- [WHAT IS EXPECTED]:
The line containing "Enumerate this screenshot's" marks where to begin; quote it and every line after it through the end of the data, exactly as written.

═══ DATA LINES

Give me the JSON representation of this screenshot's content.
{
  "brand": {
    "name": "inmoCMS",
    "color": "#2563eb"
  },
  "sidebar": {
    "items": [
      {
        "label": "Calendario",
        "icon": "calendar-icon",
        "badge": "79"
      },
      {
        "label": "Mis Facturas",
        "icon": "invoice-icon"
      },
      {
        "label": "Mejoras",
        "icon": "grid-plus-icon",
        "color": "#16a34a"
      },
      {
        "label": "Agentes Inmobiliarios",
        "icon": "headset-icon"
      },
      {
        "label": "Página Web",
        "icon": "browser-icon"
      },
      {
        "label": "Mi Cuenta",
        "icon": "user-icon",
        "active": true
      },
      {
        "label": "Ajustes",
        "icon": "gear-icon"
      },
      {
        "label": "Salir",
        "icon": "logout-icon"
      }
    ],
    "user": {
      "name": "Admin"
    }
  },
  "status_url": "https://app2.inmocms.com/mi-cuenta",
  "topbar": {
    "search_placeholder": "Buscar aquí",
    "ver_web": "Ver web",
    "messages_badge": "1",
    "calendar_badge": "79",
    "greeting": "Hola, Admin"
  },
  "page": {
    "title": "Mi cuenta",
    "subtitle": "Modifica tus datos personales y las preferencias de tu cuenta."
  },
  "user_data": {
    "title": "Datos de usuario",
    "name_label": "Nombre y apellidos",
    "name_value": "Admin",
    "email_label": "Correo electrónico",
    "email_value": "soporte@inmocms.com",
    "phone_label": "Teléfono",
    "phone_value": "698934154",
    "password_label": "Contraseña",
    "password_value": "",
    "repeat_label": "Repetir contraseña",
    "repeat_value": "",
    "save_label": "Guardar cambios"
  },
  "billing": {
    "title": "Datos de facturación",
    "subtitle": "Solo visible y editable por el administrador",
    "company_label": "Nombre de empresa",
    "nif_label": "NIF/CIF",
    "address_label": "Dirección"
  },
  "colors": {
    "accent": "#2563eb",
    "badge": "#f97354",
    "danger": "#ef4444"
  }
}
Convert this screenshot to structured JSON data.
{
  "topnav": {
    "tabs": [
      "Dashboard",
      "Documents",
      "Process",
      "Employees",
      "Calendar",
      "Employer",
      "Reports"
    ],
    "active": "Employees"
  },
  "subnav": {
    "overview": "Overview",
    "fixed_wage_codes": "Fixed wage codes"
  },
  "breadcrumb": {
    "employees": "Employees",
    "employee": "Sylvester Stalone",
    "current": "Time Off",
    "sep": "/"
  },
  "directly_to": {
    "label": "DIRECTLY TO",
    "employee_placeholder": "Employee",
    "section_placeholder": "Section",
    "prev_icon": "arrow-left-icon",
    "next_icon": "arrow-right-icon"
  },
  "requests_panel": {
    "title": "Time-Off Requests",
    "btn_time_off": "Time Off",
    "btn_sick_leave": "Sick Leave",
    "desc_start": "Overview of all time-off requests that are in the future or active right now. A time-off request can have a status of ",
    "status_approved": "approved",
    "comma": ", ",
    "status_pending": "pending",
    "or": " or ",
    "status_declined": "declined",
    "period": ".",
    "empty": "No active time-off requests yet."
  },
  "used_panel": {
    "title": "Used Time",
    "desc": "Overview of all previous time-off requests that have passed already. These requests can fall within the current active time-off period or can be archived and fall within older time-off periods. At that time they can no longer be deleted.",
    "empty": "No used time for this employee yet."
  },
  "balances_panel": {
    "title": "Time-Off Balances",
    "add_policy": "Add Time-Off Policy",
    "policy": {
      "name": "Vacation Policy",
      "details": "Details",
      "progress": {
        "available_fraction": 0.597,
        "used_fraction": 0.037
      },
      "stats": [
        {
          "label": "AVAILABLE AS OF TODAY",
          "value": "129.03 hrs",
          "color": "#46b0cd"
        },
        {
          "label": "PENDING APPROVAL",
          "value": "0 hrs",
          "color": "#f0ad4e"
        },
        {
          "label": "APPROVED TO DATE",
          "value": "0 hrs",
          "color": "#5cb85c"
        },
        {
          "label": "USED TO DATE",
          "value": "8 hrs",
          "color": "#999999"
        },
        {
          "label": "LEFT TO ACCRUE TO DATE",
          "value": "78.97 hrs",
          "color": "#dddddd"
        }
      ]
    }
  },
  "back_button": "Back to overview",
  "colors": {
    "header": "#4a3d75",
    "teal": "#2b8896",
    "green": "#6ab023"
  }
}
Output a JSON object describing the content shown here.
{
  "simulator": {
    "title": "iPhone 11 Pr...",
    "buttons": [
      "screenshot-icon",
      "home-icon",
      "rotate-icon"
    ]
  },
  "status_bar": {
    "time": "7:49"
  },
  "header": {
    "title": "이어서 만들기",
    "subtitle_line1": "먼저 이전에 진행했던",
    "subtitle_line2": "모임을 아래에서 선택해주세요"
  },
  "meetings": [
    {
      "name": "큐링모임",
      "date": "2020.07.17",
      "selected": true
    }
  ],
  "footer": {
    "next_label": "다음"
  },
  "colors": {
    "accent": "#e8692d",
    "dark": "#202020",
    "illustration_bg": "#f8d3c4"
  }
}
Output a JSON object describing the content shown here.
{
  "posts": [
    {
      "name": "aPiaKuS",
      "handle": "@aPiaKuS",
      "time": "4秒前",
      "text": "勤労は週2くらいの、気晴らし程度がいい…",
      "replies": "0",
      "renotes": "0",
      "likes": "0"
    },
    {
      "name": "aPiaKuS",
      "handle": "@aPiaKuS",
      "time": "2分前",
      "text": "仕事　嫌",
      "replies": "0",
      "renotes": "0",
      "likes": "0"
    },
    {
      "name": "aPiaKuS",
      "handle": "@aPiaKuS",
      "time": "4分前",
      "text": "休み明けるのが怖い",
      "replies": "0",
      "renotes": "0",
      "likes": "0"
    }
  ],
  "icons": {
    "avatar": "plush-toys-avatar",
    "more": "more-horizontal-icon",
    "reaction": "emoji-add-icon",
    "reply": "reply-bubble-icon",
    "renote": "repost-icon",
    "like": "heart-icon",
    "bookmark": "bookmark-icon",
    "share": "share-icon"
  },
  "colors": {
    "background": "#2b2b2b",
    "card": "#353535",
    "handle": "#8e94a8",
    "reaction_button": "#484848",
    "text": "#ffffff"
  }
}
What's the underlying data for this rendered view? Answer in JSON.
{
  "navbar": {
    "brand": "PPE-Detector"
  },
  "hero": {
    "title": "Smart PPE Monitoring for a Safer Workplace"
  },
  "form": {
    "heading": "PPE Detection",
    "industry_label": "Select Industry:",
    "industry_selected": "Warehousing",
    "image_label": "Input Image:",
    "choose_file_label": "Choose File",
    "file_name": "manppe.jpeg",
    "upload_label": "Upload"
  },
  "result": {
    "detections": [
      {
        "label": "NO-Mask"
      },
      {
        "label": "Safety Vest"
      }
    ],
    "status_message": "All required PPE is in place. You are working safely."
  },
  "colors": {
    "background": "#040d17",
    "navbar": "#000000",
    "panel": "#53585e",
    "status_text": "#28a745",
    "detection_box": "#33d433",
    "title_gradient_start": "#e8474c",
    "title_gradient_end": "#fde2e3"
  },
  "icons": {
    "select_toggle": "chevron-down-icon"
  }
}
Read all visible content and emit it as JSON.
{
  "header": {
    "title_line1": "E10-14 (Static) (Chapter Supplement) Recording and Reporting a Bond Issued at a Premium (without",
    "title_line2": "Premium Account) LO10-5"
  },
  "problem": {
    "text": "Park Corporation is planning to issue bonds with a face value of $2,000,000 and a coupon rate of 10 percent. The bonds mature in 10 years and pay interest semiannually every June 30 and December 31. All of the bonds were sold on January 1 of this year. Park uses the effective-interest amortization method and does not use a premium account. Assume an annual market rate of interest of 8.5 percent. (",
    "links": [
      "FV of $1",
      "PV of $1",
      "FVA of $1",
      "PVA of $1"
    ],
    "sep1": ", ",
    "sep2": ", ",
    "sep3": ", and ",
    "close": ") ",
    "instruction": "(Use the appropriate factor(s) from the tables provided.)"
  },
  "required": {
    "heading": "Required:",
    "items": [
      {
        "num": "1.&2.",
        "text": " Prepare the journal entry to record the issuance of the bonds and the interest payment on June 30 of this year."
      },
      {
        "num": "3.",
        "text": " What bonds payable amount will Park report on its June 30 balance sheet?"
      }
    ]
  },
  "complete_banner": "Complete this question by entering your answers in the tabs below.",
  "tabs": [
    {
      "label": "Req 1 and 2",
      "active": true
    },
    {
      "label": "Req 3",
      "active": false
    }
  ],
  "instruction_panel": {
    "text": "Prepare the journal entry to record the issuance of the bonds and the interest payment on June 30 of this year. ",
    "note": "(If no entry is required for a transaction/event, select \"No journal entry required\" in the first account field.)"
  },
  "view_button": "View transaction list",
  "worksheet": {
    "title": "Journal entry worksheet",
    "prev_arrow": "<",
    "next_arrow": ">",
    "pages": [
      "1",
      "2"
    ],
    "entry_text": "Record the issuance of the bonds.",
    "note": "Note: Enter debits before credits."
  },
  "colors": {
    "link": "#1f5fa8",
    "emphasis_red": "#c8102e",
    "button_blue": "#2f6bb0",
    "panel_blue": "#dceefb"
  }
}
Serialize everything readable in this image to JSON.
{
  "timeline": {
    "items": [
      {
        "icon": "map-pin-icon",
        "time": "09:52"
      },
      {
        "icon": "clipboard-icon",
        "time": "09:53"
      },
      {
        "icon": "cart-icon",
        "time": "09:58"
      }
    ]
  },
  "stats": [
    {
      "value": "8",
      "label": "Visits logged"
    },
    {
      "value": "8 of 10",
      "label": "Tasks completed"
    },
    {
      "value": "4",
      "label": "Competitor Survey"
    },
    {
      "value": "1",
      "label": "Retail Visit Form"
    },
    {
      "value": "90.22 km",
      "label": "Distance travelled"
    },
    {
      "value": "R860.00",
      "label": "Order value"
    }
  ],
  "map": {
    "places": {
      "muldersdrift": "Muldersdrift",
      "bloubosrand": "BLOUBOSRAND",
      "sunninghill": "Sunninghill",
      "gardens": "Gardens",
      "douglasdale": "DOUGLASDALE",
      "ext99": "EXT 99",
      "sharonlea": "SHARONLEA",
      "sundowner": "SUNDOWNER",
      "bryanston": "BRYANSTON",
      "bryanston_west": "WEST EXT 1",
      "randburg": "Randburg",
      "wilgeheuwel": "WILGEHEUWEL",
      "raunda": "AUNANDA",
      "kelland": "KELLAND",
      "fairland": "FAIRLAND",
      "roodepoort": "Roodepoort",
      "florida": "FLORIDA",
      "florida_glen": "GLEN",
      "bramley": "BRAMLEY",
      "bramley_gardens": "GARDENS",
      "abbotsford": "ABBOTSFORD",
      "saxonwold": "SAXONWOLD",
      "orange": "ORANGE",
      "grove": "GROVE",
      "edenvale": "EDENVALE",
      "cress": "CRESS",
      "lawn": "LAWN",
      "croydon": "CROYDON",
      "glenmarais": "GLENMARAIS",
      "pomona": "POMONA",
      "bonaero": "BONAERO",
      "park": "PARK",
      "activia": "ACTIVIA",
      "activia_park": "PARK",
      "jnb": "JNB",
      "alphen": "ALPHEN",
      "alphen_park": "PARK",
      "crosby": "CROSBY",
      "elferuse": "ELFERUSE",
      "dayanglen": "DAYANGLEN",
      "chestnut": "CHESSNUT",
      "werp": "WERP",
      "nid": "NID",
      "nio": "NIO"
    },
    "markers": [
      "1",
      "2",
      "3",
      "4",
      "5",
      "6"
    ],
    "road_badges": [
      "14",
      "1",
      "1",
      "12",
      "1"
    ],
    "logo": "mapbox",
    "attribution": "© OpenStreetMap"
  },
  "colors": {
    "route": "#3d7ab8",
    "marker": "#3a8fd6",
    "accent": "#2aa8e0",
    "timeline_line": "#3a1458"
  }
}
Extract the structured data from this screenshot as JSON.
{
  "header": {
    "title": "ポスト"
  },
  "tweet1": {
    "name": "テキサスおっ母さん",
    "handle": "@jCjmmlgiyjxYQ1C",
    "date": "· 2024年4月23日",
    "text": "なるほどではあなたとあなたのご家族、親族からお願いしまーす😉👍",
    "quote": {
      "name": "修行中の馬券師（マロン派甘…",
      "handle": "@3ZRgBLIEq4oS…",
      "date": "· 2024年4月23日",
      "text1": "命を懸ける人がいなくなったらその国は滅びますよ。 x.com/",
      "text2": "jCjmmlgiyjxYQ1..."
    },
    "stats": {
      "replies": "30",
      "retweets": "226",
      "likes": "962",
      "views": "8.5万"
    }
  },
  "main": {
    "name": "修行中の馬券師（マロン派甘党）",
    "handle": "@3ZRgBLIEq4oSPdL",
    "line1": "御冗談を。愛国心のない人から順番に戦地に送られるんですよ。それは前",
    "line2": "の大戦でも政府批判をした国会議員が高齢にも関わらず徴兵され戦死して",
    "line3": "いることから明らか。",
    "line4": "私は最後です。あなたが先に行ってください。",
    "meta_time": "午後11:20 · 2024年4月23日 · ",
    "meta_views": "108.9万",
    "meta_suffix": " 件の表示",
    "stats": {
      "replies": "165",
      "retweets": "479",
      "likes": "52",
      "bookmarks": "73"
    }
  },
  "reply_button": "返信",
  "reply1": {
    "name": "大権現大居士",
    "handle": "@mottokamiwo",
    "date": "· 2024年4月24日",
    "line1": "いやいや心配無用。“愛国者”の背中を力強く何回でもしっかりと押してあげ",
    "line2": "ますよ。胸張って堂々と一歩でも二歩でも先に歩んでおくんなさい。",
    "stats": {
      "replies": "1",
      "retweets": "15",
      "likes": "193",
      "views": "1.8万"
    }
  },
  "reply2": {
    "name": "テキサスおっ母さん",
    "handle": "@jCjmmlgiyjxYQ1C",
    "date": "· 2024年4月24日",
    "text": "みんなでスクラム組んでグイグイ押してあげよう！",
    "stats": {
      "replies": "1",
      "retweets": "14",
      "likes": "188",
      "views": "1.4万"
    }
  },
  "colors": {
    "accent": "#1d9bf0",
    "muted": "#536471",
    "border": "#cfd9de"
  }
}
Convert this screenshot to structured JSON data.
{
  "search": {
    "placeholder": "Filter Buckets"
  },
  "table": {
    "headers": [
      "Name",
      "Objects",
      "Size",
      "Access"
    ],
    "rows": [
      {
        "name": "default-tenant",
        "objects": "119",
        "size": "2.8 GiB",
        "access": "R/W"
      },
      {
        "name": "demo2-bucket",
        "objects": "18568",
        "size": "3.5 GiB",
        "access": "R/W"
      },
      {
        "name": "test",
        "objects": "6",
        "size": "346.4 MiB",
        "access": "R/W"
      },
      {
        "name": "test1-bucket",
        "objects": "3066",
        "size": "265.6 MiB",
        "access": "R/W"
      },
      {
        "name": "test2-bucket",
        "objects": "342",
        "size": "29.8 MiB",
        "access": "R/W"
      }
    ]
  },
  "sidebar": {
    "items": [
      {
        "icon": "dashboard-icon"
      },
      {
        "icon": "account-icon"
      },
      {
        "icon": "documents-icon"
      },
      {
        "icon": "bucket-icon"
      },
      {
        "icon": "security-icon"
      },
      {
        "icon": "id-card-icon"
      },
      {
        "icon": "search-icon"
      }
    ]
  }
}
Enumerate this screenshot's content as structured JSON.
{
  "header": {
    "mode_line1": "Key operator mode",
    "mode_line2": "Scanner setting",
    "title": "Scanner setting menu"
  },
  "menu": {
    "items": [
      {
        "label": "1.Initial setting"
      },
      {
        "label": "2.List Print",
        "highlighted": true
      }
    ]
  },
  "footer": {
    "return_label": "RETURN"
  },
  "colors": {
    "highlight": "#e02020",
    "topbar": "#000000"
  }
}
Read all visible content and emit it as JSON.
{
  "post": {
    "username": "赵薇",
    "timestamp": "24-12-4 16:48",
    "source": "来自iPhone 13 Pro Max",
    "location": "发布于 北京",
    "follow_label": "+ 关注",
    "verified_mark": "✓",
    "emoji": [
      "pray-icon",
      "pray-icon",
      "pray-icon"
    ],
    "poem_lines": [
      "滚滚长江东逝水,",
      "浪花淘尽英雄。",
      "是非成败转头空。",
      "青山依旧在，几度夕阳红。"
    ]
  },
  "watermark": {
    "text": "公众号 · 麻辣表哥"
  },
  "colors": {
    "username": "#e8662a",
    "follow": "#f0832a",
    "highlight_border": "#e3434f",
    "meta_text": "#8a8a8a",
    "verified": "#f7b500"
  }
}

══════

- [SOLUTION]:
Enumerate this screenshot's content as structured JSON.
{
  "header": {
    "mode_line1": "Key operator mode",
    "mode_line2": "Scanner setting",
    "title": "Scanner setting menu"
  },
  "menu": {
    "items": [
      {
        "label": "1.Initial setting"
      },
      {
        "label": "2.List Print",
        "highlighted": true
      }
    ]
  },
  "footer": {
    "return_label": "RETURN"
  },
  "colors": {
    "highlight": "#e02020",
    "topbar": "#000000"
  }
}
Read all visible content and emit it as JSON.
{
  "post": {
    "username": "赵薇",
    "timestamp": "24-12-4 16:48",
    "source": "来自iPhone 13 Pro Max",
    "location": "发布于 北京",
    "follow_label": "+ 关注",
    "verified_mark": "✓",
    "emoji": [
      "pray-icon",
      "pray-icon",
      "pray-icon"
    ],
    "poem_lines": [
      "滚滚长江东逝水,",
      "浪花淘尽英雄。",
      "是非成败转头空。",
      "青山依旧在，几度夕阳红。"
    ]
  },
  "watermark": {
    "text": "公众号 · 麻辣表哥"
  },
  "colors": {
    "username": "#e8662a",
    "follow": "#f0832a",
    "highlight_border": "#e3434f",
    "meta_text": "#8a8a8a",
    "verified": "#f7b500"
  }
}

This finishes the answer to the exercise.